• **POLECENIA**
- A) Jaki rozkaz Annabeth otrzymała od matki według tekstu o „Znaku Ateny”?
- B) Napisz dalszy ciąg tekstu o „Znaku Ateny”, zaczynając od miejsca po jego ostatnim zdaniu.

• **WYBRANY FRAGMENT**
• • • •

W "Znaku Ateny" przede wszystkim fascynowała mnie okładka. Ledwo ją ujrzałam w zapowiedziach, zaczęłam się zastanawiać, dlaczego Percy i Jason walczą ze sobą. Teraz po przeczytaniu książki wiem już dlaczego. I myślę, że to ma nawet podwójne dno, niż tylko jedna scena.

Książka skupia się w dużej mierze na Annabeth. Dziewczyna dostała od matki monetę i rozkaz "Idź za Znakiem Ateny. Pomścij mnie". Nie dodała już, że nikt tej misji jeszcze nie wykonał, a każde dziecko Ateny, które próbowało, zginęło. Annabeth nie wie, o co chodzi, dodatkowo pokojowe przybycie do obozu Rzymian kończy się fiaskiem. Półbogowie muszą uciekać na swoim Argo II, ze świadomością, że nie tylko nie mają, co liczyć na pomoc Rzymian, a wręcz będą przez nich ścigani. Sami bogowie są rozdarci między dwiema stronami swych natur. Innymi słowy - nie układa się absolutnie nic.

Leo potrafił biec bardzo szybko, kiedy ktoś próbował go zabić. To przykre, ale miał w tym duże doświadczenie.

• • • •

[Wpisy oznaczonych obszarów]
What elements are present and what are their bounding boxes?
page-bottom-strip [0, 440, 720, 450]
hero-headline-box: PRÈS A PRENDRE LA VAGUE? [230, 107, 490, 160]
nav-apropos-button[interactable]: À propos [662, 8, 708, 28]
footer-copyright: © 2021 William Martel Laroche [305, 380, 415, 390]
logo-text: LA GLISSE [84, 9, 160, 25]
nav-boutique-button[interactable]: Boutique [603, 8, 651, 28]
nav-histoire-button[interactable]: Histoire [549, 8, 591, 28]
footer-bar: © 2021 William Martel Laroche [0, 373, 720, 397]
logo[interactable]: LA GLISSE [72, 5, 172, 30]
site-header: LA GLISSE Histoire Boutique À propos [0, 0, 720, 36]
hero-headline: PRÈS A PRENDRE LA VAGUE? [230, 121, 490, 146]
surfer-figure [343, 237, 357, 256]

• • • •

• **ODPOWIEDZI**
- A) „Idź za Znakiem Ateny. Pomścij mnie”.

- B)
"Znak Ateny" narracyjnie podzielony jest na cztery osoby: Annabeth, Piper, Leo i Percy'ego. Każdy dostaje swoje pięć minut w czasie drogi do Rzymu. Na trochę ponad pięciuset stronach autor po raz kolejny wcisnął tak wiele przygód, że nie ma chwili na wytchnienie. Akcja goni akcję, aż żal odkładać książkę. Jedynie rozum podpowiada, że następnego ranka trzeba wstać, więc pora zaznaczyć stronę zakładką i powiedzieć "Dobranoc". Nie ma może już tak wielu zabawnych scen - jest trochę poważniej - ale i tak czasem chichotałam jak szalona. Kiedy indziej drżałam o życie bohaterów - głównie Nica, bo ja w przeciwieństwie do Percy'ego nie mam do niego żalu o zamknięcie w celi Hadesa i lubię tego chłopaka.

A zakończenie... Czytałam z zapartym tchem, a pod koniec to chyba wcale nie oddychałam. Najchętniej od razu odłożyłabym książkę i zabrała się za czwartą. A ona... ukaże się dopiero za rok, o złowieszczym tytule The House of Hades. Jedno jest pewne, Riordan wie jak przykuć uwagę czytelnika i sprawić, że ten nie oprze się poznaniu kolejnej części.

poniedziałek, 12 listopada 2012

[254] "Felix, Net i Nika oraz Świat Zero 2. Alternauci" Rafał Kosik


Autor: Rafał Kosik
Seria: Felix, Net i Nika, tom 10
Wydawnictwo: Powergraph
Rok wydania: 2012
Stron: 604



"Jesteśmy sumą wolnej woli i tego, czego się nauczyliśmy - świata w jakim przyszło nam żyć."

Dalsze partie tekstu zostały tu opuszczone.